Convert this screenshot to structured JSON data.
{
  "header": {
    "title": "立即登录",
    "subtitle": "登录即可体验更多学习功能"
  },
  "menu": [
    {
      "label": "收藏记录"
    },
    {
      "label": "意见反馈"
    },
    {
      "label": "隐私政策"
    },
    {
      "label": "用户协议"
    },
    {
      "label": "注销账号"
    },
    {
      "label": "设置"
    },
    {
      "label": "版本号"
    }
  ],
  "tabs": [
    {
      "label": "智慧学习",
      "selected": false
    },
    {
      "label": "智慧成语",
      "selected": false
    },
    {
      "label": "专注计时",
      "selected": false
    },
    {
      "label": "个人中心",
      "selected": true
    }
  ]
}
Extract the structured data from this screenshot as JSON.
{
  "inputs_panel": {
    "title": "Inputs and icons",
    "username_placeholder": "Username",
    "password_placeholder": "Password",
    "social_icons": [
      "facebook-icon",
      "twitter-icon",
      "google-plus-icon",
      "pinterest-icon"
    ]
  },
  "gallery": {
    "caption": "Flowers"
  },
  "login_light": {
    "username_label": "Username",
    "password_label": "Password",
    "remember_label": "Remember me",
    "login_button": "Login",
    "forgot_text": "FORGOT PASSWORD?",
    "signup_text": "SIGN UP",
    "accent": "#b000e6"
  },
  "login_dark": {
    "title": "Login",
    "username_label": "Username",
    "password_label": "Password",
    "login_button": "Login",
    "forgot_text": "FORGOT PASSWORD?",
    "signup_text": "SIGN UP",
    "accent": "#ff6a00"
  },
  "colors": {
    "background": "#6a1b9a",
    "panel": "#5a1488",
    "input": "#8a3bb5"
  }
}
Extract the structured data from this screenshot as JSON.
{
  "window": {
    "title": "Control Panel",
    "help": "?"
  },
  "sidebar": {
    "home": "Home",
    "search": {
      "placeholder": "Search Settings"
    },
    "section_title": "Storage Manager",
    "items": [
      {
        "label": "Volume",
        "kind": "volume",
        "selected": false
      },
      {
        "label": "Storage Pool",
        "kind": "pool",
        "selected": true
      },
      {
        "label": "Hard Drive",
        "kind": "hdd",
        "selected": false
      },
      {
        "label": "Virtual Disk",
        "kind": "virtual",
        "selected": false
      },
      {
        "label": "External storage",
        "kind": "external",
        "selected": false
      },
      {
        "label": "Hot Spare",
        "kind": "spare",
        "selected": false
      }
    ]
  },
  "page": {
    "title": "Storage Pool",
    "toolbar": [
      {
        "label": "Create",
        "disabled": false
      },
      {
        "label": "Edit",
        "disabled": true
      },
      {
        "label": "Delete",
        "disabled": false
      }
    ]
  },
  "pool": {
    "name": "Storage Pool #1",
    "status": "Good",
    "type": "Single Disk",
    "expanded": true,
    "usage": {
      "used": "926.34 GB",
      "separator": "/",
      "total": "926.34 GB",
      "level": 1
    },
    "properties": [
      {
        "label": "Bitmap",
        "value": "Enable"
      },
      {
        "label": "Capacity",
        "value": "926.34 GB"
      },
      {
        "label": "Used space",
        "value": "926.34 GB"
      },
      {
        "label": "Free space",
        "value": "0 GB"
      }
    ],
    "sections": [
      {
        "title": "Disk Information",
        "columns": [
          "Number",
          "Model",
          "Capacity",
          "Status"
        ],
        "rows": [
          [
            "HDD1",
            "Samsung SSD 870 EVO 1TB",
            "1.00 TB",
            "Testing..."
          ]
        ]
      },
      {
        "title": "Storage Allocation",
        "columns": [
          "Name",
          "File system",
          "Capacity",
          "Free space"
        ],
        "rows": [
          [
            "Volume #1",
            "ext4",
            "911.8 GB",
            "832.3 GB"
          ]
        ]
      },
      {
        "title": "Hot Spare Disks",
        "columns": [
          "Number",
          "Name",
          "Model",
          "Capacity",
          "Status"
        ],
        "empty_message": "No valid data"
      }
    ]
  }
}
════════════════════
#### SET TASK
Output the records exactly, including every line.

#### FULL OUTPUT
Convert this screenshot to structured JSON data.
{
  "header": {
    "title": "立即登录",
    "subtitle": "登录即可体验更多学习功能"
  },
  "menu": [
    {
      "label": "收藏记录"
    },
    {
      "label": "意见反馈"
    },
    {
      "label": "隐私政策"
    },
    {
      "label": "用户协议"
    },
    {
      "label": "注销账号"
    },
    {
      "label": "设置"
    },
    {
      "label": "版本号"
    }
  ],
  "tabs": [
    {
      "label": "智慧学习",
      "selected": false
    },
    {
      "label": "智慧成语",
      "selected": false
    },
    {
      "label": "专注计时",
      "selected": false
    },
    {
      "label": "个人中心",
      "selected": true
    }
  ]
}
Extract the structured data from this screenshot as JSON.
{
  "inputs_panel": {
    "title": "Inputs and icons",
    "username_placeholder": "Username",
    "password_placeholder": "Password",
    "social_icons": [
      "facebook-icon",
      "twitter-icon",
      "google-plus-icon",
      "pinterest-icon"
    ]
  },
  "gallery": {
    "caption": "Flowers"
  },
  "login_light": {
    "username_label": "Username",
    "password_label": "Password",
    "remember_label": "Remember me",
    "login_button": "Login",
    "forgot_text": "FORGOT PASSWORD?",
    "signup_text": "SIGN UP",
    "accent": "#b000e6"
  },
  "login_dark": {
    "title": "Login",
    "username_label": "Username",
    "password_label": "Password",
    "login_button": "Login",
    "forgot_text": "FORGOT PASSWORD?",
    "signup_text": "SIGN UP",
    "accent": "#ff6a00"
  },
  "colors": {
    "background": "#6a1b9a",
    "panel": "#5a1488",
    "input": "#8a3bb5"
  }
}
Extract the structured data from this screenshot as JSON.
{
  "window": {
    "title": "Control Panel",
    "help": "?"
  },
  "sidebar": {
    "home": "Home",
    "search": {
      "placeholder": "Search Settings"
    },
    "section_title": "Storage Manager",
    "items": [
      {
        "label": "Volume",
        "kind": "volume",
        "selected": false
      },
      {
        "label": "Storage Pool",
        "kind": "pool",
        "selected": true
      },
      {
        "label": "Hard Drive",
        "kind": "hdd",
        "selected": false
      },
      {
        "label": "Virtual Disk",
        "kind": "virtual",
        "selected": false
      },
      {
        "label": "External storage",
        "kind": "external",
        "selected": false
      },
      {
        "label": "Hot Spare",
        "kind": "spare",
        "selected": false
      }
    ]
  },
  "page": {
    "title": "Storage Pool",
    "toolbar": [
      {
        "label": "Create",
        "disabled": false
      },
      {
        "label": "Edit",
        "disabled": true
      },
      {
        "label": "Delete",
        "disabled": false
      }
    ]
  },
  "pool": {
    "name": "Storage Pool #1",
    "status": "Good",
    "type": "Single Disk",
    "expanded": true,
    "usage": {
      "used": "926.34 GB",
      "separator": "/",
      "total": "926.34 GB",
      "level": 1
    },
    "properties": [
      {
        "label": "Bitmap",
        "value": "Enable"
      },
      {
        "label": "Capacity",
        "value": "926.34 GB"
      },
      {
        "label": "Used space",
        "value": "926.34 GB"
      },
      {
        "label": "Free space",
        "value": "0 GB"
      }
    ],
    "sections": [
      {
        "title": "Disk Information",
        "columns": [
          "Number",
          "Model",
          "Capacity",
          "Status"
        ],
        "rows": [
          [
            "HDD1",
            "Samsung SSD 870 EVO 1TB",
            "1.00 TB",
            "Testing..."
          ]
        ]
      },
      {
        "title": "Storage Allocation",
        "columns": [
          "Name",
          "File system",
          "Capacity",
          "Free space"
        ],
        "rows": [
          [
            "Volume #1",
            "ext4",
            "911.8 GB",
            "832.3 GB"
          ]
        ]
      },
      {
        "title": "Hot Spare Disks",
        "columns": [
          "Number",
          "Name",
          "Model",
          "Capacity",
          "Status"
        ],
        "empty_message": "No valid data"
      }
    ]
  }
}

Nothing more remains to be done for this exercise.